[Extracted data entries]

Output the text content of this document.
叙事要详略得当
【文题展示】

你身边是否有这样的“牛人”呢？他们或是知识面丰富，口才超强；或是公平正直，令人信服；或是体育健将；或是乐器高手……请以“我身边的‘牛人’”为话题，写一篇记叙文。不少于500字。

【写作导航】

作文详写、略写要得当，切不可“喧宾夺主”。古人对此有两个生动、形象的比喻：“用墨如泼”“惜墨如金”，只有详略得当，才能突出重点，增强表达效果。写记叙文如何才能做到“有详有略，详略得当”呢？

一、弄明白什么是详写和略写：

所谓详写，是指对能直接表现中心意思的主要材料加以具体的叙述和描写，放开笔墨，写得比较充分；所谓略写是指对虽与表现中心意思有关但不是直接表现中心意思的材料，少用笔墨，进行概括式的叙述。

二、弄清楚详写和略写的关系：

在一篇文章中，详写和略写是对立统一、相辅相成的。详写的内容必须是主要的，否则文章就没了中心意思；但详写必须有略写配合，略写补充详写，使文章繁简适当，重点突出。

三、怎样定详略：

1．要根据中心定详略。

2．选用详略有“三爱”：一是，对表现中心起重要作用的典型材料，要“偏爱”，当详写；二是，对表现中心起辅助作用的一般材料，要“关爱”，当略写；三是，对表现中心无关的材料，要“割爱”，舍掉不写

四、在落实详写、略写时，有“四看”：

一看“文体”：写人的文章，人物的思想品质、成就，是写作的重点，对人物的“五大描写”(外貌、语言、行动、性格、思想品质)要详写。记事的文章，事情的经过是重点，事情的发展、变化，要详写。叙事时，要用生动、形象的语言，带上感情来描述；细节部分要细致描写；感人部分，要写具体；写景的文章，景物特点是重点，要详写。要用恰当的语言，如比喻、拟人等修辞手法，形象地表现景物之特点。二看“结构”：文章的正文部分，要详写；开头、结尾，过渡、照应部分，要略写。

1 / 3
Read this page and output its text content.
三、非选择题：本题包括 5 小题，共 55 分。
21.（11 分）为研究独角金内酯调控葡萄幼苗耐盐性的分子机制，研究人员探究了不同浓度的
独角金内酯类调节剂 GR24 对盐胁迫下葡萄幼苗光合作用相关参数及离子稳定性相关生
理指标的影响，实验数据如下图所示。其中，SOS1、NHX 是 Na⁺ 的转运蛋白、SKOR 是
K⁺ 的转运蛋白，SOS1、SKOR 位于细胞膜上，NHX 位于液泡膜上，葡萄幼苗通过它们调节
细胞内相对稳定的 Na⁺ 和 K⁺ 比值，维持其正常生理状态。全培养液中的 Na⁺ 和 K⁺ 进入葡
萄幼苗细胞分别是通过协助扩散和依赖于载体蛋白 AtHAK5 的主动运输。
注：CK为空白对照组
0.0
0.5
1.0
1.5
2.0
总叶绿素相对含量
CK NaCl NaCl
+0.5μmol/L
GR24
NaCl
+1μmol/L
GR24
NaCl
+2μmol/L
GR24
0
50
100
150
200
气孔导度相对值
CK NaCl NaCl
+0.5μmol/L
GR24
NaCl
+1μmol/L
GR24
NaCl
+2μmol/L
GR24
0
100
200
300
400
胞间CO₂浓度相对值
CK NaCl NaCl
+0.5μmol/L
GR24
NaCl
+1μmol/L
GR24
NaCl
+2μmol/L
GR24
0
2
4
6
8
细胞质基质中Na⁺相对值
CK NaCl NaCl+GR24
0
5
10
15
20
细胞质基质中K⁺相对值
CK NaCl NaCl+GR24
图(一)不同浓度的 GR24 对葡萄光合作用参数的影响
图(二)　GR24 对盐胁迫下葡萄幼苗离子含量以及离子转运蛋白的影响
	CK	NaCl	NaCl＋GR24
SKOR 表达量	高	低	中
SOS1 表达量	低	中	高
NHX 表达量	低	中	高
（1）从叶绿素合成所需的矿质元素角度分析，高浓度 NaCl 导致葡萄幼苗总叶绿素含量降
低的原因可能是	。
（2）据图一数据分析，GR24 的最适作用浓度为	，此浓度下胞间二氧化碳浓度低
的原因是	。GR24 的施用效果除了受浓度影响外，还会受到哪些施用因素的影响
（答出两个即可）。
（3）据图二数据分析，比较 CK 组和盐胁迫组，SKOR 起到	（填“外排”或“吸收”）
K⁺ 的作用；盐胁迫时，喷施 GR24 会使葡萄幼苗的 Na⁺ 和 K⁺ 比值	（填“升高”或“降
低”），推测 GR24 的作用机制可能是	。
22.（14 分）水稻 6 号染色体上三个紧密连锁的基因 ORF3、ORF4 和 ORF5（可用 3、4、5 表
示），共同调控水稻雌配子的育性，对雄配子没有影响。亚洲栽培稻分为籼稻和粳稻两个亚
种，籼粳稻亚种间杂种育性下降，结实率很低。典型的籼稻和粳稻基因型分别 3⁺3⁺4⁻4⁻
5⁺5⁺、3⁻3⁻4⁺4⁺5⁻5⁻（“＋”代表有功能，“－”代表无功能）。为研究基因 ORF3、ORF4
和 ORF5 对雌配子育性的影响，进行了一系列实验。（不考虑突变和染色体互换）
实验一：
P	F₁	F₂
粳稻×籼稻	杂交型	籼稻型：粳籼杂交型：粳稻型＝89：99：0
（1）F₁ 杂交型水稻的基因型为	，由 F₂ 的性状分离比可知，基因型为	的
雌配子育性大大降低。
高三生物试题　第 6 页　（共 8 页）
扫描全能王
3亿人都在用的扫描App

WHAT YOU ARE ASKED TO DO: In the entries above, find every line with the word "this" and list it.

REPLY:
Output the text content of this document.
Read this page and output its text content.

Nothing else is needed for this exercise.